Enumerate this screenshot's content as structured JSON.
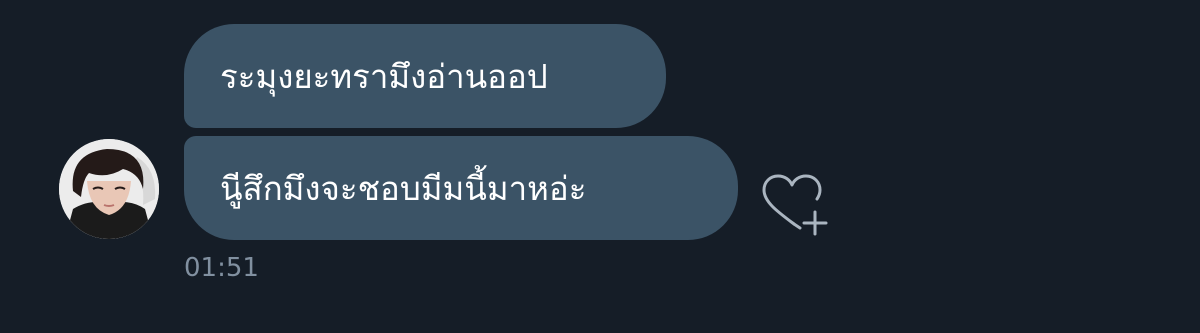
{
  "messages": [
    {
      "text": "ระมุงยะทรามึงอ่านออป"
    },
    {
      "text": "นูีสึกมึงจะชอบมีมนี้มาหอ่ะ"
    }
  ],
  "timestamp": "01:51",
  "icons": {
    "avatar": "contact-avatar",
    "react": "heart-plus-icon"
  },
  "colors": {
    "background": "#151d27",
    "bubble": "#3b5366",
    "bubble_text": "#ffffff",
    "timestamp": "#8190a0",
    "icon": "#aab5c0"
  }
}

——————————

Aim of the task - Leave the pictures out and print the records above exactly as they stand.

Solution -
Enumerate this screenshot's content as structured JSON.
{
  "messages": [
    {
      "text": "ระมุงยะทรามึงอ่านออป"
    },
    {
      "text": "นูีสึกมึงจะชอบมีมนี้มาหอ่ะ"
    }
  ],
  "timestamp": "01:51",
  "icons": {
    "avatar": "contact-avatar",
    "react": "heart-plus-icon"
  },
  "colors": {
    "background": "#151d27",
    "bubble": "#3b5366",
    "bubble_text": "#ffffff",
    "timestamp": "#8190a0",
    "icon": "#aab5c0"
  }
}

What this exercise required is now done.